■ WHAT YOU WILL DO ■
Using the listing below, report all lines holding the word "Tank".

-*-*-

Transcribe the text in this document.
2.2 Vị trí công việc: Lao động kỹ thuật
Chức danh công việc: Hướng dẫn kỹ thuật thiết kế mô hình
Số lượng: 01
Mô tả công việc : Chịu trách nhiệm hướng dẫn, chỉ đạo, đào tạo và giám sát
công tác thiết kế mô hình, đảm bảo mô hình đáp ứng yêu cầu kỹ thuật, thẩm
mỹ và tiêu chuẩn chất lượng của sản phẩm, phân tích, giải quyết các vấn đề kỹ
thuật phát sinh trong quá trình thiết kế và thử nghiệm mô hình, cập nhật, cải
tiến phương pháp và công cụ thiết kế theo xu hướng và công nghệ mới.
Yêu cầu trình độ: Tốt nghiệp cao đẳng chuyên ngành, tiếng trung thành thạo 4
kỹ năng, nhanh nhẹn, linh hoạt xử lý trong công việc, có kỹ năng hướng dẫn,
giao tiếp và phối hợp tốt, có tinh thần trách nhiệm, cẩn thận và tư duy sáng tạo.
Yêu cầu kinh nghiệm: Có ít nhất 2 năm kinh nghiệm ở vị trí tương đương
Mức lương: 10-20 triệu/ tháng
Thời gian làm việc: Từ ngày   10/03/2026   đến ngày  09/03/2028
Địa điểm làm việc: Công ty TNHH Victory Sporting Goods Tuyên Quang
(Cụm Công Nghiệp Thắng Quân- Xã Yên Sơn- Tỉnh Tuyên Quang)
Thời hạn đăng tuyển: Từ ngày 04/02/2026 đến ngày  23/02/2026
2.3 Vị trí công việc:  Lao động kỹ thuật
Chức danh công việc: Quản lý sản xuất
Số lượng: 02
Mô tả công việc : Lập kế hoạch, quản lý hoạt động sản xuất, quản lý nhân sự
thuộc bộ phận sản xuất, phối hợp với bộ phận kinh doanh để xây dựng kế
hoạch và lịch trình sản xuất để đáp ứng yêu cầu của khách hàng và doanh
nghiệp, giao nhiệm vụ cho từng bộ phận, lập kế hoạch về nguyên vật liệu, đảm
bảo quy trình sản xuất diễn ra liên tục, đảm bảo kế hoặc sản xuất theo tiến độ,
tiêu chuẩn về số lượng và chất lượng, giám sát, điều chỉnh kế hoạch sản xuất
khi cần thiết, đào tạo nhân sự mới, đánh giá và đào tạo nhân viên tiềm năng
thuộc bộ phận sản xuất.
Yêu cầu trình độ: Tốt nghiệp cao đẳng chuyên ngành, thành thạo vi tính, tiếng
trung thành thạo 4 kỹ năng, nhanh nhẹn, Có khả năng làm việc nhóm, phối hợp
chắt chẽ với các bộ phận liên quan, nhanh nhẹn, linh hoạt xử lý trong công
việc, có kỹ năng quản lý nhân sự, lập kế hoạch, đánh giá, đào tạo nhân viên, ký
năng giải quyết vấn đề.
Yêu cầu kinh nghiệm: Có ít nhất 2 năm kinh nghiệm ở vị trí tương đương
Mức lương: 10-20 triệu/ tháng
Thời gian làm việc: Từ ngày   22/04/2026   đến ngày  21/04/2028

-*-*-

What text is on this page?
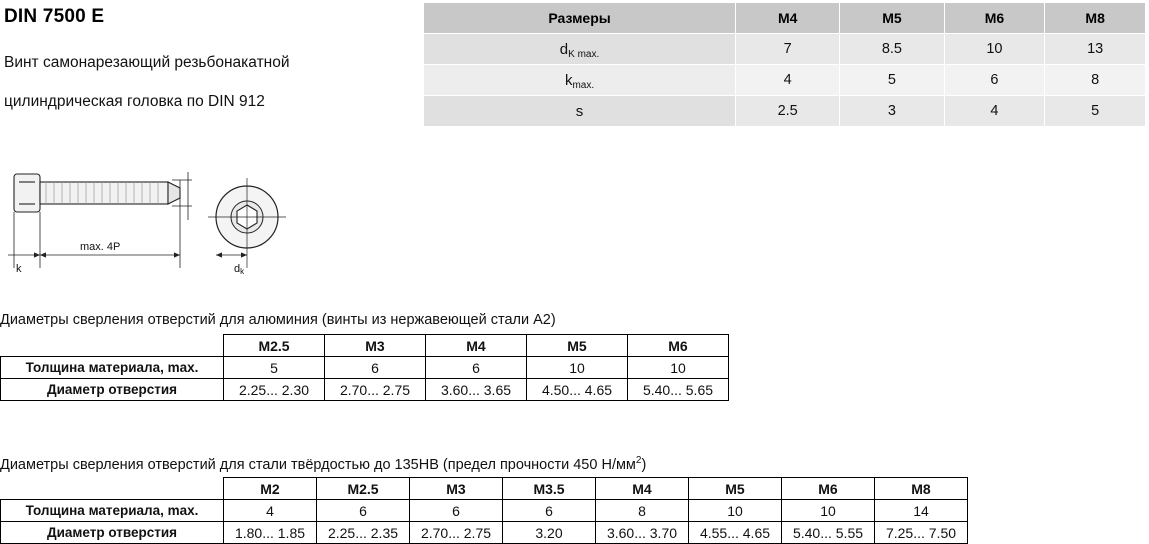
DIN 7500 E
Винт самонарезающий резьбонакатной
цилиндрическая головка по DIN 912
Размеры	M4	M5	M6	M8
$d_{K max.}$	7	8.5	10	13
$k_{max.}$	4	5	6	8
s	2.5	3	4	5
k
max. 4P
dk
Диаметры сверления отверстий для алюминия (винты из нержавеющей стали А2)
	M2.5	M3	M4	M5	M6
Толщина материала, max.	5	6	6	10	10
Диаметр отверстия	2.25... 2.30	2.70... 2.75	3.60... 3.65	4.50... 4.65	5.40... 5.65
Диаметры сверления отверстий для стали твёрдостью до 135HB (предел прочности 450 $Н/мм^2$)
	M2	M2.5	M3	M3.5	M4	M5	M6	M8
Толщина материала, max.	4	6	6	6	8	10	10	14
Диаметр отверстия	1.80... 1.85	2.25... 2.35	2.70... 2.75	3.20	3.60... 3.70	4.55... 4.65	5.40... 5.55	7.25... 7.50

-*-*-

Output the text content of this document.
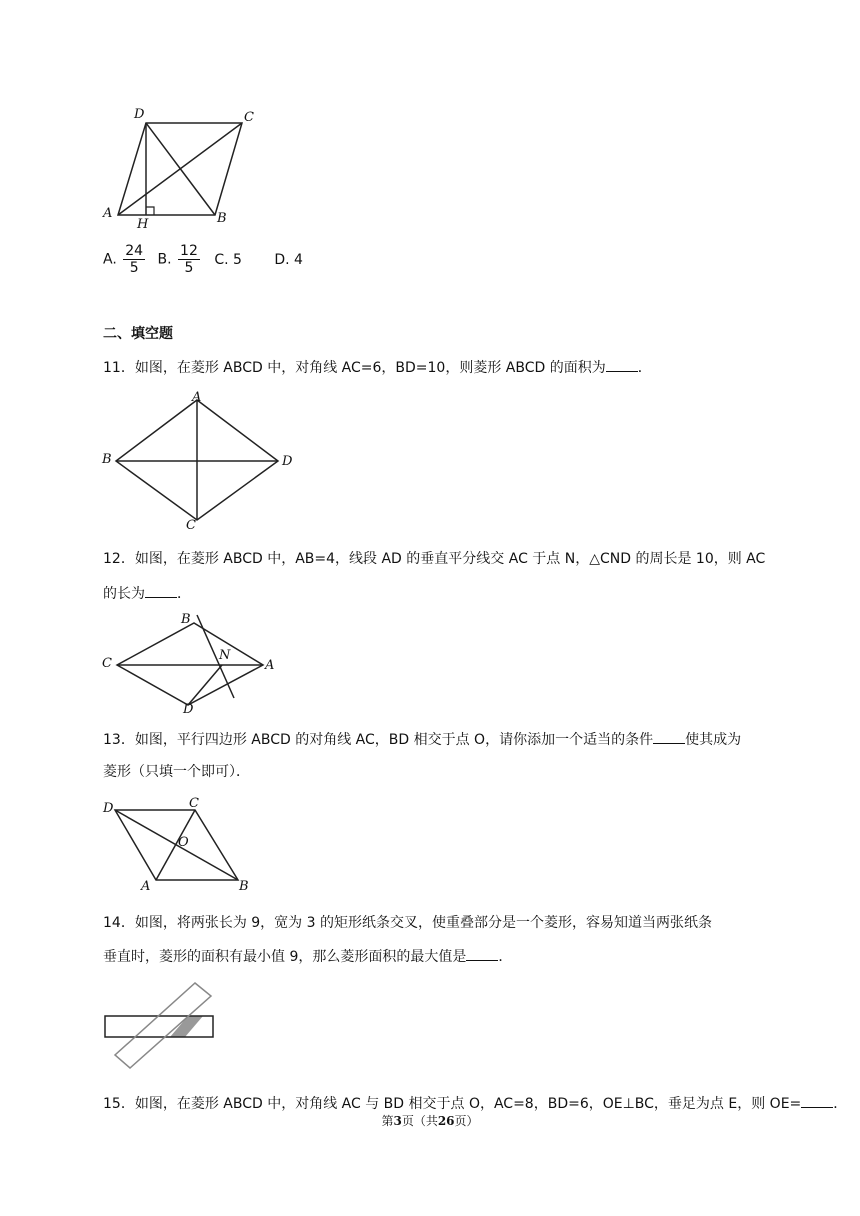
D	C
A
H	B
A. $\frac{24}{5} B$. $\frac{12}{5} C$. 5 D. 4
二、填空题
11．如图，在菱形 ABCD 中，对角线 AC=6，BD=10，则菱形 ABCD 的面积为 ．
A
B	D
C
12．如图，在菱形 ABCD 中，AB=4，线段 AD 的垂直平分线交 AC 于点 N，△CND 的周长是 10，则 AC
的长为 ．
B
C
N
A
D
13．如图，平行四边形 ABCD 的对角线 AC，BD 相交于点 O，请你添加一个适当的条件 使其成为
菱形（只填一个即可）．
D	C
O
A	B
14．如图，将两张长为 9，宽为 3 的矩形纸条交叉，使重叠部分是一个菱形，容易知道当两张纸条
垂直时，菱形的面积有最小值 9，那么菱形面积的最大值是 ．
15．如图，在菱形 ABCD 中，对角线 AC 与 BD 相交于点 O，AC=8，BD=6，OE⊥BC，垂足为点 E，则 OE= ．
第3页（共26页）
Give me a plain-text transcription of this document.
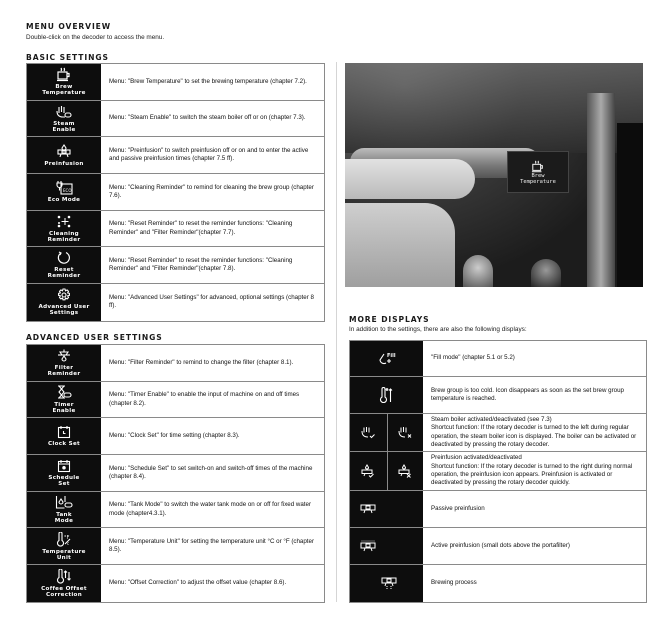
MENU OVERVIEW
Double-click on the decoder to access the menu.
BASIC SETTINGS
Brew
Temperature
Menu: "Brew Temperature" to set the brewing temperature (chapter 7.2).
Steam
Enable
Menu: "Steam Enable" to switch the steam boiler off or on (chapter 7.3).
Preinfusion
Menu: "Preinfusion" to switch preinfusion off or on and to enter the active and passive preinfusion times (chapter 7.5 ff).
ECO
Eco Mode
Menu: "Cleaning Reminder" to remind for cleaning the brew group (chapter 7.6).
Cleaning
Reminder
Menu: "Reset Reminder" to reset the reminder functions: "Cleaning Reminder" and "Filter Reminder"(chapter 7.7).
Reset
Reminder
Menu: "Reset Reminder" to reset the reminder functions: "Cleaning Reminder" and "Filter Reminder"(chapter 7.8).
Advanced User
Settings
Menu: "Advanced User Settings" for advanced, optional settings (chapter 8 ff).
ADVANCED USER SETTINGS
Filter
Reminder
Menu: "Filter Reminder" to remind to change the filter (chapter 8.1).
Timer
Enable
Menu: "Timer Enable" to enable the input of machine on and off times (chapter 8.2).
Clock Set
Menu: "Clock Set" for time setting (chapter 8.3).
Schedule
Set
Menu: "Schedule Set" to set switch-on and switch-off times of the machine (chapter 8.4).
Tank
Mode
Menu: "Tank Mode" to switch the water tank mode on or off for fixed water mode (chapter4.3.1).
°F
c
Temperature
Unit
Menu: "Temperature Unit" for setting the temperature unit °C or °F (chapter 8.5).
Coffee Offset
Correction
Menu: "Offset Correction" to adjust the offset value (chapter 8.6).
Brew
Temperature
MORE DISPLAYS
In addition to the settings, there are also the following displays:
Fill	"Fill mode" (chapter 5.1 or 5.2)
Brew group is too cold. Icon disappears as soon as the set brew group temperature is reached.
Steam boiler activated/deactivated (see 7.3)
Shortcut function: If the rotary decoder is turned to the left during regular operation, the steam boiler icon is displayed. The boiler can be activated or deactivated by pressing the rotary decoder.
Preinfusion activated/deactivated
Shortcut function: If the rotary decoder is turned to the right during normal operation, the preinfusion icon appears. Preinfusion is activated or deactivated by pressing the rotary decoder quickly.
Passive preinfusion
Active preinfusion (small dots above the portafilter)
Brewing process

-*-*-

■ OUTPUT BELOW ■
Tank
Menu: "Tank Mode" to switch the water tank mode on or off for fixed water mode (chapter4.3.1).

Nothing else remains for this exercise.